PROVIDED TEXT —
----------
Posted: Fri May 21, 2010 11:38 pm
by Destichado
I got a wild hair the other day to make a late 15th century styled belt buckle that could be worn on a modern belt. Having nothing appropriate in the way of materials, I grabbed a piece of 3/8" bar stock and started smithing.
Sometime around the two dozenth upsetting and drawing down, I seem to have taken leave of my senses, and decided to eschew any blatantly modern tools like welders and grinders and flexible shaft tools and do it all by hand with techniques the medievals would be familiar with.
It still needs finish sanding.

Image (pics are links) Image

Holy smokes, what a project! That much forging on this small an object ought to be against some kind of law! Image Never Again! ...or at least not until enough time passes that I forget how much fiddling with this little thing sucked.
...turned out kinda nice, though.



Even more recently, a series of unusual events has given me cause to want to use the buckle in a reenactment/SCA context.

In the late 15th, a 11/2" belt would be considered unusually, unfashionably large for a man, except, it seems, on certain swordbelts made around the turn of the century. Could be worse.
Fortunately, studs, keepers and bezels seem to be present, if not common, for both women's and men's belts in the late 15th.

I'm done smithing tiny hardware for a while, and given the big steel buckle, I don't think I can get away with using brass. yea, nay?
Are there any sources of steel/cast iron belt hardware out there? Or hardware that can be adapted for use on a belt? I'd really prefer not to go with pewter, but if I must, what would be good sources for it?
----------
DATA LISTING —
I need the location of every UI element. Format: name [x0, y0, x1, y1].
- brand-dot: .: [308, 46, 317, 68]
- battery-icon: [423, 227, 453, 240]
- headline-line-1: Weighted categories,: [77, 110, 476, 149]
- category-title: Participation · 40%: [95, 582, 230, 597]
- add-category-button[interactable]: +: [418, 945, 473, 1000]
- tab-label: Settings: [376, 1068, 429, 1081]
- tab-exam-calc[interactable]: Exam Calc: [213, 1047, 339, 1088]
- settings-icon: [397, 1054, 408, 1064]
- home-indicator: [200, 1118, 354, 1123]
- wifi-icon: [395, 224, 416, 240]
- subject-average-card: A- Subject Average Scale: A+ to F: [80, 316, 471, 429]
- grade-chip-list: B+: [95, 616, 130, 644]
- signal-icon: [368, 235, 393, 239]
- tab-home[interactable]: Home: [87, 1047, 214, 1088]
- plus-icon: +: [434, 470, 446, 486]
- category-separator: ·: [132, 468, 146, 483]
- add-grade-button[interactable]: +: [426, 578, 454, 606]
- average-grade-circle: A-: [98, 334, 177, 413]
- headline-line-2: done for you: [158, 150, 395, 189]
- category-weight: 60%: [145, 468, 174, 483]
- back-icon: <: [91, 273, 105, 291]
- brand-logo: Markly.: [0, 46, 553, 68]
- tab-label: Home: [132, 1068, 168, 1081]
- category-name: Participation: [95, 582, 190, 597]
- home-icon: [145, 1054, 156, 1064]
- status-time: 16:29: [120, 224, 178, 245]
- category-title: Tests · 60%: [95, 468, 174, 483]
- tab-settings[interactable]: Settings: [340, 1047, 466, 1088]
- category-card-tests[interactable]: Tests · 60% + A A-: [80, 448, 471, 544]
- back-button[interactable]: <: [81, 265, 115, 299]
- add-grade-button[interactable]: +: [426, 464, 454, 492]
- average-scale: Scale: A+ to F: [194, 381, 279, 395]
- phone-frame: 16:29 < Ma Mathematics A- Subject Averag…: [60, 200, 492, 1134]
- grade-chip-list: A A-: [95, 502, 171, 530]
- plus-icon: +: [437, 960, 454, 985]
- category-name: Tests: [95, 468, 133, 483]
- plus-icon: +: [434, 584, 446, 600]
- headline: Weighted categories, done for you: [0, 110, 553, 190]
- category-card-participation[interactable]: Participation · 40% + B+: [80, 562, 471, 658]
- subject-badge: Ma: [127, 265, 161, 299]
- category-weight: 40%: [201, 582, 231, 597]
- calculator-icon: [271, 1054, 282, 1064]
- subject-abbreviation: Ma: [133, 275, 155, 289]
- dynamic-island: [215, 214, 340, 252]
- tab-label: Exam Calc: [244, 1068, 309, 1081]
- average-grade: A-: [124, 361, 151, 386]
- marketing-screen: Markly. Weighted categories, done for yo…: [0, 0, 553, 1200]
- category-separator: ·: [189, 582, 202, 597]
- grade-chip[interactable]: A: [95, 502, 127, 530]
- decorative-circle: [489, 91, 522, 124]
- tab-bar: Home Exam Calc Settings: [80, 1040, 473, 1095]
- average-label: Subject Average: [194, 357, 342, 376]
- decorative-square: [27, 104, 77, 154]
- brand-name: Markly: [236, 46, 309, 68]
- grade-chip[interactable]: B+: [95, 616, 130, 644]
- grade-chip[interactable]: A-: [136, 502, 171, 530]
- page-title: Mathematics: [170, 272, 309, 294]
----------
WRITTEN TASK A —
Answer these questions from the forum post about the belt buckle:
(i) What did the writer start smithing the buckle from?
(ii) What work does the buckle still need?
(iii) Which metal would the writer prefer not to use for belt hardware?
WRITTEN TASK B —
Decide whether each statement agrees with the forum post about the belt buckle, and back each answer with a quotation from the post:
(i) The writer used welders and grinders to make the buckle.
(ii) The writer wants to use the buckle in a reenactment/SCA context.
(iii) The post describes studs, keepers and bezels as common on late 15th century belts.

COMPLETE ANSWER A —
(i) A piece of 3/8" bar stock.
(ii) Finish sanding.
(iii) Pewter.

COMPLETE ANSWER B —
(i) No: "decided to eschew any blatantly modern tools like welders and grinders and flexible shaft tools and do it all by hand"
(ii) Yes: "a series of unusual events has given me cause to want to use the buckle in a reenactment/SCA context."
(iii) No: "studs, keepers and bezels seem to be present, if not common"